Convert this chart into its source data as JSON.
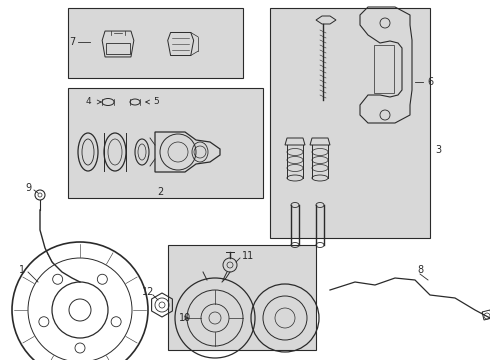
{
  "bg_color": "#ffffff",
  "line_color": "#2a2a2a",
  "box_bg": "#d8d8d8",
  "figw": 4.9,
  "figh": 3.6,
  "dpi": 100
}
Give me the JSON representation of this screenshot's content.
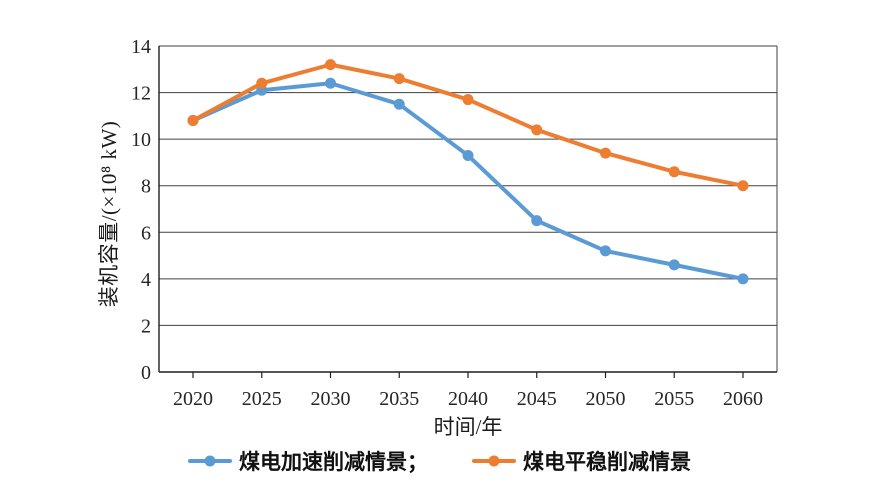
{
  "chart_data": {
    "type": "line",
    "title": "",
    "categories": [
      "2020",
      "2025",
      "2030",
      "2035",
      "2040",
      "2045",
      "2050",
      "2055",
      "2060"
    ],
    "series": [
      {
        "name": "煤电加速削减情景",
        "color": "#5B9BD5",
        "values": [
          10.8,
          12.1,
          12.4,
          11.5,
          9.3,
          6.5,
          5.2,
          4.6,
          4.0
        ]
      },
      {
        "name": "煤电平稳削减情景",
        "color": "#ED7D31",
        "values": [
          10.8,
          12.4,
          13.2,
          12.6,
          11.7,
          10.4,
          9.4,
          8.6,
          8.0
        ]
      }
    ],
    "xlabel": "时间/年",
    "ylabel": "装机容量/(×10⁸ kW)",
    "ylim": [
      0,
      14
    ],
    "yticks": [
      0,
      2,
      4,
      6,
      8,
      10,
      12,
      14
    ],
    "grid": true,
    "legend_position": "bottom",
    "marker": "circle",
    "colors": {
      "axis": "#1f1f1f",
      "grid": "#404040",
      "tick_text": "#262626"
    }
  },
  "legend": {
    "items": [
      {
        "label": "煤电加速削减情景；"
      },
      {
        "label": "煤电平稳削减情景"
      }
    ]
  }
}
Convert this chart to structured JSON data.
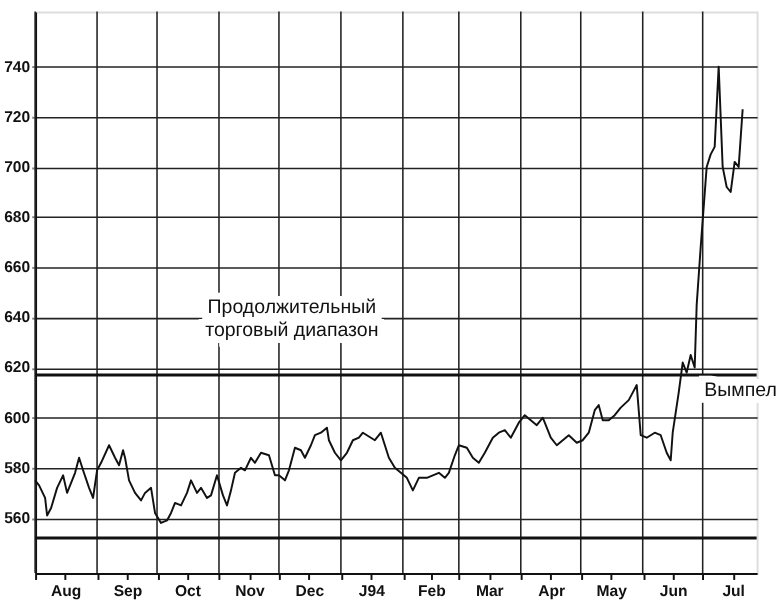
{
  "chart_data": {
    "type": "line",
    "x": [
      "1993-08-01",
      "1993-08-03",
      "1993-08-06",
      "1993-08-07",
      "1993-08-09",
      "1993-08-12",
      "1993-08-15",
      "1993-08-17",
      "1993-08-19",
      "1993-08-21",
      "1993-08-23",
      "1993-08-25",
      "1993-08-28",
      "1993-08-30",
      "1993-09-01",
      "1993-09-03",
      "1993-09-07",
      "1993-09-10",
      "1993-09-12",
      "1993-09-14",
      "1993-09-15",
      "1993-09-17",
      "1993-09-20",
      "1993-09-23",
      "1993-09-25",
      "1993-09-28",
      "1993-09-30",
      "1993-10-03",
      "1993-10-06",
      "1993-10-08",
      "1993-10-10",
      "1993-10-13",
      "1993-10-16",
      "1993-10-18",
      "1993-10-21",
      "1993-10-23",
      "1993-10-26",
      "1993-10-28",
      "1993-10-31",
      "1993-11-03",
      "1993-11-05",
      "1993-11-07",
      "1993-11-09",
      "1993-11-12",
      "1993-11-14",
      "1993-11-17",
      "1993-11-19",
      "1993-11-22",
      "1993-11-26",
      "1993-11-29",
      "1993-12-01",
      "1993-12-04",
      "1993-12-06",
      "1993-12-09",
      "1993-12-12",
      "1993-12-14",
      "1993-12-17",
      "1993-12-19",
      "1993-12-22",
      "1993-12-25",
      "1993-12-26",
      "1993-12-29",
      "1994-01-01",
      "1994-01-04",
      "1994-01-07",
      "1994-01-10",
      "1994-01-12",
      "1994-01-16",
      "1994-01-18",
      "1994-01-21",
      "1994-01-25",
      "1994-01-28",
      "1994-01-31",
      "1994-02-03",
      "1994-02-06",
      "1994-02-09",
      "1994-02-13",
      "1994-02-16",
      "1994-02-19",
      "1994-02-22",
      "1994-02-24",
      "1994-02-27",
      "1994-03-01",
      "1994-03-05",
      "1994-03-08",
      "1994-03-11",
      "1994-03-14",
      "1994-03-18",
      "1994-03-21",
      "1994-03-24",
      "1994-03-27",
      "1994-03-31",
      "1994-04-03",
      "1994-04-06",
      "1994-04-09",
      "1994-04-12",
      "1994-04-16",
      "1994-04-19",
      "1994-04-22",
      "1994-04-25",
      "1994-04-29",
      "1994-05-02",
      "1994-05-05",
      "1994-05-08",
      "1994-05-10",
      "1994-05-12",
      "1994-05-15",
      "1994-05-18",
      "1994-05-21",
      "1994-05-25",
      "1994-05-27",
      "1994-05-29",
      "1994-05-31",
      "1994-06-03",
      "1994-06-07",
      "1994-06-10",
      "1994-06-13",
      "1994-06-15",
      "1994-06-16",
      "1994-06-19",
      "1994-06-21",
      "1994-06-23",
      "1994-06-25",
      "1994-06-27",
      "1994-06-28",
      "1994-06-30",
      "1994-07-03",
      "1994-07-05",
      "1994-07-07",
      "1994-07-09",
      "1994-07-11",
      "1994-07-13",
      "1994-07-15",
      "1994-07-17",
      "1994-07-19",
      "1994-07-21"
    ],
    "series": [
      {
        "color": "#111111",
        "values": [
          575,
          573,
          568,
          561,
          564,
          572,
          577,
          570,
          574,
          578,
          584,
          579,
          572,
          568,
          579,
          582,
          589,
          584,
          581,
          587,
          584,
          575,
          570,
          567,
          570,
          572,
          562,
          558,
          559,
          562,
          566,
          565,
          570,
          575,
          570,
          572,
          568,
          569,
          577,
          569,
          565,
          571,
          578,
          580,
          579,
          584,
          582,
          586,
          585,
          577,
          577,
          575,
          579,
          588,
          587,
          584,
          589,
          593,
          594,
          596,
          591,
          586,
          583,
          586,
          591,
          592,
          594,
          592,
          591,
          594,
          584,
          580,
          578,
          576,
          571,
          576,
          576,
          577,
          578,
          576,
          578,
          585,
          589,
          588,
          584,
          582,
          586,
          592,
          594,
          595,
          592,
          598,
          601,
          599,
          597,
          600,
          592,
          589,
          591,
          593,
          590,
          591,
          594,
          603,
          605,
          599,
          599,
          601,
          604,
          607,
          610,
          613,
          593,
          592,
          594,
          593,
          586,
          583,
          594,
          610,
          622,
          618,
          625,
          620,
          645,
          668,
          700,
          705,
          708,
          740,
          700,
          692,
          690,
          702,
          700,
          723
        ]
      }
    ],
    "xlim": [
      "1993-08-01",
      "1994-07-28"
    ],
    "xticks": [
      {
        "value": "1993-08-01",
        "label": null
      },
      {
        "value": "1993-08-16",
        "label": "Aug"
      },
      {
        "value": "1993-09-01",
        "label": null
      },
      {
        "value": "1993-09-16",
        "label": "Sep"
      },
      {
        "value": "1993-10-01",
        "label": null
      },
      {
        "value": "1993-10-16",
        "label": "Oct"
      },
      {
        "value": "1993-11-01",
        "label": null
      },
      {
        "value": "1993-11-16",
        "label": "Nov"
      },
      {
        "value": "1993-12-01",
        "label": null
      },
      {
        "value": "1993-12-16",
        "label": "Dec"
      },
      {
        "value": "1994-01-01",
        "label": null
      },
      {
        "value": "1994-01-16",
        "label": "J94"
      },
      {
        "value": "1994-02-01",
        "label": null
      },
      {
        "value": "1994-02-15",
        "label": "Feb"
      },
      {
        "value": "1994-03-01",
        "label": null
      },
      {
        "value": "1994-03-16",
        "label": "Mar"
      },
      {
        "value": "1994-04-01",
        "label": null
      },
      {
        "value": "1994-04-16",
        "label": "Apr"
      },
      {
        "value": "1994-05-01",
        "label": null
      },
      {
        "value": "1994-05-16",
        "label": "May"
      },
      {
        "value": "1994-06-01",
        "label": null
      },
      {
        "value": "1994-06-16",
        "label": "Jun"
      },
      {
        "value": "1994-07-01",
        "label": null
      },
      {
        "value": "1994-07-16",
        "label": "Jul"
      }
    ],
    "ylim": [
      538,
      762
    ],
    "yticks": [
      560,
      580,
      600,
      620,
      640,
      660,
      680,
      700,
      720,
      740
    ],
    "grid": true,
    "line_style": "solid",
    "ref_lines": [
      {
        "axis": "y",
        "value": 617,
        "color": "#111111"
      },
      {
        "axis": "y",
        "value": 552,
        "color": "#111111"
      }
    ],
    "annotations": [
      {
        "text": "Продолжительный торговый диапазон",
        "x": "1993-12-25",
        "y": 617
      },
      {
        "text": "Вымпел",
        "x": "1994-06-24",
        "y": 622
      }
    ]
  }
}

* * *

**Work to complete:** Show the lines from the data above that contain the string "Convert".

**Full response:**
Convert this chart into its source data as JSON.
Convert this chart to structured JSON data.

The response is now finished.